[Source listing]

** begin **

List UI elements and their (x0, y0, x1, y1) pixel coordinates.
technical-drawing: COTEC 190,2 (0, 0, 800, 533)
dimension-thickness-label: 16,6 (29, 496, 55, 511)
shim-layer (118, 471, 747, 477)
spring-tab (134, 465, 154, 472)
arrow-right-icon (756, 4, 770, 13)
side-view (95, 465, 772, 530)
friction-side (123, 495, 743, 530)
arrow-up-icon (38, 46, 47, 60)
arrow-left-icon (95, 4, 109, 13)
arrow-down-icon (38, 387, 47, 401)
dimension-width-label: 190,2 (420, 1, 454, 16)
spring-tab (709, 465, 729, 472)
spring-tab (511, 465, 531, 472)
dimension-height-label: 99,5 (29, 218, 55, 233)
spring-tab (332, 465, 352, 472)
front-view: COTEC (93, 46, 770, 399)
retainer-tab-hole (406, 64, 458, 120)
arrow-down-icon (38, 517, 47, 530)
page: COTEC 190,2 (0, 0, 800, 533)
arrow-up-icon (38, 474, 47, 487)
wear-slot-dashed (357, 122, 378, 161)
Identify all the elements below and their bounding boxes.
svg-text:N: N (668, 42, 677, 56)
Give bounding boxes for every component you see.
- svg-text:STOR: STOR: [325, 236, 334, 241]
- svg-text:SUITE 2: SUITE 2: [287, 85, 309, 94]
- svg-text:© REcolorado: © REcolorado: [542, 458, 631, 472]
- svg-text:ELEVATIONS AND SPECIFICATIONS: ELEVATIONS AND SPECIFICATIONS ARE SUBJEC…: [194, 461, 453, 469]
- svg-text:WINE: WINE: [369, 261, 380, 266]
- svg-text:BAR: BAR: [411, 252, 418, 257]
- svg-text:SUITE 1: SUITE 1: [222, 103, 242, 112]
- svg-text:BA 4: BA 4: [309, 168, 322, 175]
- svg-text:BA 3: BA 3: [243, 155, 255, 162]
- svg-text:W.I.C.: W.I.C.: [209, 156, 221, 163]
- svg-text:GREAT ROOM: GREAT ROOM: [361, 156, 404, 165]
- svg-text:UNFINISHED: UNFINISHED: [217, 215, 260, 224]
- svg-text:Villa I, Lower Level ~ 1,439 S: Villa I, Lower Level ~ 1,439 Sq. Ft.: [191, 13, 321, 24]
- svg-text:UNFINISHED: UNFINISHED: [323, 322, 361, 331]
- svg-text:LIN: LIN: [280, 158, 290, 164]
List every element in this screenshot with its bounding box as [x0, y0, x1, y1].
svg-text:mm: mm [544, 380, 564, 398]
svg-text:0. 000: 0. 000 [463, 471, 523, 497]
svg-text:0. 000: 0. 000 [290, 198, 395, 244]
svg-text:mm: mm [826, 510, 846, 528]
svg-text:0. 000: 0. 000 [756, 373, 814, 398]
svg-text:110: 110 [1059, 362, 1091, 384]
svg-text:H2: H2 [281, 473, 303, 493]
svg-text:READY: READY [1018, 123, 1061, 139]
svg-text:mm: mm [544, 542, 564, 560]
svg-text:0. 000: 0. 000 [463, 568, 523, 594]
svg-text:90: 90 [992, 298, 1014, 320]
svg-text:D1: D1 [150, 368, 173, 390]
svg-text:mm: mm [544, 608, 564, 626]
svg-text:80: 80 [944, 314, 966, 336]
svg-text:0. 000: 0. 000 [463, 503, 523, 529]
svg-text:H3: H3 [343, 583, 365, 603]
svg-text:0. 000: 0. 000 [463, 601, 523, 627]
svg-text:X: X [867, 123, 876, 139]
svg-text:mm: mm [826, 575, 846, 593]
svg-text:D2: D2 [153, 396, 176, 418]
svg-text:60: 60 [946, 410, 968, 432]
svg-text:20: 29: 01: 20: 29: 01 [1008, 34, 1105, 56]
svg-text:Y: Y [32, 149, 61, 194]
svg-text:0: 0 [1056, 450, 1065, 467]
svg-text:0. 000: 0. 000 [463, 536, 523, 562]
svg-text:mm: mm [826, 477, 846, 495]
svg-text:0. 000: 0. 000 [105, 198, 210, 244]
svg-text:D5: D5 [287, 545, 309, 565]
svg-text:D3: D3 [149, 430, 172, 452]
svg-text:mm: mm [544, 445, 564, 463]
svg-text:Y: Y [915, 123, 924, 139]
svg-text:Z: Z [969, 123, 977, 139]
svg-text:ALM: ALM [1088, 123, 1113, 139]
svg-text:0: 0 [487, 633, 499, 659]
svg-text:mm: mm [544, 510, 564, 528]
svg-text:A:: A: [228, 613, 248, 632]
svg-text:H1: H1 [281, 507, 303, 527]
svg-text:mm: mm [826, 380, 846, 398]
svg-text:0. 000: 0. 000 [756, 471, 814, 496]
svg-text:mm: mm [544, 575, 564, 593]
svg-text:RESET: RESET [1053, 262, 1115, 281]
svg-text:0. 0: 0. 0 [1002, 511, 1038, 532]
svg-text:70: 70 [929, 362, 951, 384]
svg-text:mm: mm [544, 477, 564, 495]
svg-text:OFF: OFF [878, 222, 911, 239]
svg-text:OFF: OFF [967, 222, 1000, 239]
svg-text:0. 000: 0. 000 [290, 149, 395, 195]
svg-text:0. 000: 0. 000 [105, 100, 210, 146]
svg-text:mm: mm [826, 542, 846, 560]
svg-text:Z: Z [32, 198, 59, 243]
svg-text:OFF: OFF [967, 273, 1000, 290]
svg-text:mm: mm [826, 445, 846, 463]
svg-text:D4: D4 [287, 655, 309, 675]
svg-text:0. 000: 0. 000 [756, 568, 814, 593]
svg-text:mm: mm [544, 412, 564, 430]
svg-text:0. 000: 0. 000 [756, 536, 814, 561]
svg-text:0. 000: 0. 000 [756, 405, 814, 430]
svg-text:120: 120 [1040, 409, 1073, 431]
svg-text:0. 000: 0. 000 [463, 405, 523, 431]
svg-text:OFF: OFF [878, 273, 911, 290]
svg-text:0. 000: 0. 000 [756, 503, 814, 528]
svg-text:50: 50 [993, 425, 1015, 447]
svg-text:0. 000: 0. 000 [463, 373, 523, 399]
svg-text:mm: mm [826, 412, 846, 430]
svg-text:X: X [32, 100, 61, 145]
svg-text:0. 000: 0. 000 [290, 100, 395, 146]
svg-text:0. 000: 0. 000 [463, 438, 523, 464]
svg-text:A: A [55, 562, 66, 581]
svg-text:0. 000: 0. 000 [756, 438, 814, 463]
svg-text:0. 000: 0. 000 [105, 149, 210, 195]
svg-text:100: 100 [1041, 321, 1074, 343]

** end **

WHAT YOU NEED TO DO:
Copy every line of the listing above word for word, with nothing changed.

EXERCISE OUTPUT:
List UI elements and their (x0, y0, x1, y1) pixel coordinates.
technical-drawing: COTEC 190,2 (0, 0, 800, 533)
dimension-thickness-label: 16,6 (29, 496, 55, 511)
shim-layer (118, 471, 747, 477)
spring-tab (134, 465, 154, 472)
arrow-right-icon (756, 4, 770, 13)
side-view (95, 465, 772, 530)
friction-side (123, 495, 743, 530)
arrow-up-icon (38, 46, 47, 60)
arrow-left-icon (95, 4, 109, 13)
arrow-down-icon (38, 387, 47, 401)
dimension-width-label: 190,2 (420, 1, 454, 16)
spring-tab (709, 465, 729, 472)
spring-tab (511, 465, 531, 472)
dimension-height-label: 99,5 (29, 218, 55, 233)
spring-tab (332, 465, 352, 472)
front-view: COTEC (93, 46, 770, 399)
retainer-tab-hole (406, 64, 458, 120)
arrow-down-icon (38, 517, 47, 530)
page: COTEC 190,2 (0, 0, 800, 533)
arrow-up-icon (38, 474, 47, 487)
wear-slot-dashed (357, 122, 378, 161)
Identify all the elements below and their bounding boxes.
svg-text:N: N (668, 42, 677, 56)
Give bounding boxes for every component you see.
- svg-text:STOR: STOR: [325, 236, 334, 241]
- svg-text:SUITE 2: SUITE 2: [287, 85, 309, 94]
- svg-text:© REcolorado: © REcolorado: [542, 458, 631, 472]
- svg-text:ELEVATIONS AND SPECIFICATIONS: ELEVATIONS AND SPECIFICATIONS ARE SUBJEC…: [194, 461, 453, 469]
- svg-text:WINE: WINE: [369, 261, 380, 266]
- svg-text:BAR: BAR: [411, 252, 418, 257]
- svg-text:SUITE 1: SUITE 1: [222, 103, 242, 112]
- svg-text:BA 4: BA 4: [309, 168, 322, 175]
- svg-text:BA 3: BA 3: [243, 155, 255, 162]
- svg-text:W.I.C.: W.I.C.: [209, 156, 221, 163]
- svg-text:GREAT ROOM: GREAT ROOM: [361, 156, 404, 165]
- svg-text:UNFINISHED: UNFINISHED: [217, 215, 260, 224]
- svg-text:Villa I, Lower Level ~ 1,439 S: Villa I, Lower Level ~ 1,439 Sq. Ft.: [191, 13, 321, 24]
- svg-text:UNFINISHED: UNFINISHED: [323, 322, 361, 331]
- svg-text:LIN: LIN: [280, 158, 290, 164]
List every element in this screenshot with its bounding box as [x0, y0, x1, y1].
svg-text:mm: mm [544, 380, 564, 398]
svg-text:0. 000: 0. 000 [463, 471, 523, 497]
svg-text:0. 000: 0. 000 [290, 198, 395, 244]
svg-text:mm: mm [826, 510, 846, 528]
svg-text:0. 000: 0. 000 [756, 373, 814, 398]
svg-text:110: 110 [1059, 362, 1091, 384]
svg-text:H2: H2 [281, 473, 303, 493]
svg-text:READY: READY [1018, 123, 1061, 139]
svg-text:mm: mm [544, 542, 564, 560]
svg-text:0. 000: 0. 000 [463, 568, 523, 594]
svg-text:90: 90 [992, 298, 1014, 320]
svg-text:D1: D1 [150, 368, 173, 390]
svg-text:mm: mm [544, 608, 564, 626]
svg-text:80: 80 [944, 314, 966, 336]
svg-text:0. 000: 0. 000 [463, 503, 523, 529]
svg-text:H3: H3 [343, 583, 365, 603]
svg-text:0. 000: 0. 000 [463, 601, 523, 627]
svg-text:X: X [867, 123, 876, 139]
svg-text:mm: mm [826, 575, 846, 593]
svg-text:D2: D2 [153, 396, 176, 418]
svg-text:60: 60 [946, 410, 968, 432]
svg-text:20: 29: 01: 20: 29: 01 [1008, 34, 1105, 56]
svg-text:Y: Y [32, 149, 61, 194]
svg-text:0: 0 [1056, 450, 1065, 467]
svg-text:0. 000: 0. 000 [463, 536, 523, 562]
svg-text:mm: mm [826, 477, 846, 495]
svg-text:0. 000: 0. 000 [105, 198, 210, 244]
svg-text:D5: D5 [287, 545, 309, 565]
svg-text:D3: D3 [149, 430, 172, 452]
svg-text:mm: mm [544, 445, 564, 463]
svg-text:Y: Y [915, 123, 924, 139]
svg-text:Z: Z [969, 123, 977, 139]
svg-text:ALM: ALM [1088, 123, 1113, 139]
svg-text:0: 0 [487, 633, 499, 659]
svg-text:mm: mm [544, 510, 564, 528]
svg-text:A:: A: [228, 613, 248, 632]
svg-text:H1: H1 [281, 507, 303, 527]
svg-text:mm: mm [826, 380, 846, 398]
svg-text:0. 000: 0. 000 [756, 471, 814, 496]
svg-text:mm: mm [544, 575, 564, 593]
svg-text:RESET: RESET [1053, 262, 1115, 281]
svg-text:0. 0: 0. 0 [1002, 511, 1038, 532]
svg-text:70: 70 [929, 362, 951, 384]
svg-text:mm: mm [544, 477, 564, 495]
svg-text:OFF: OFF [878, 222, 911, 239]
svg-text:OFF: OFF [967, 222, 1000, 239]
svg-text:0. 000: 0. 000 [290, 149, 395, 195]
svg-text:0. 000: 0. 000 [105, 100, 210, 146]
svg-text:mm: mm [826, 542, 846, 560]
svg-text:Z: Z [32, 198, 59, 243]
svg-text:OFF: OFF [967, 273, 1000, 290]
svg-text:mm: mm [826, 445, 846, 463]
svg-text:D4: D4 [287, 655, 309, 675]
svg-text:0. 000: 0. 000 [756, 568, 814, 593]
svg-text:mm: mm [544, 412, 564, 430]
svg-text:0. 000: 0. 000 [756, 536, 814, 561]
svg-text:0. 000: 0. 000 [756, 405, 814, 430]
svg-text:120: 120 [1040, 409, 1073, 431]
svg-text:0. 000: 0. 000 [463, 405, 523, 431]
svg-text:OFF: OFF [878, 273, 911, 290]
svg-text:0. 000: 0. 000 [756, 503, 814, 528]
svg-text:50: 50 [993, 425, 1015, 447]
svg-text:0. 000: 0. 000 [463, 373, 523, 399]
svg-text:mm: mm [826, 412, 846, 430]
svg-text:X: X [32, 100, 61, 145]
svg-text:0. 000: 0. 000 [290, 100, 395, 146]
svg-text:0. 000: 0. 000 [463, 438, 523, 464]
svg-text:A: A [55, 562, 66, 581]
svg-text:0. 000: 0. 000 [756, 438, 814, 463]
svg-text:0. 000: 0. 000 [105, 149, 210, 195]
svg-text:100: 100 [1041, 321, 1074, 343]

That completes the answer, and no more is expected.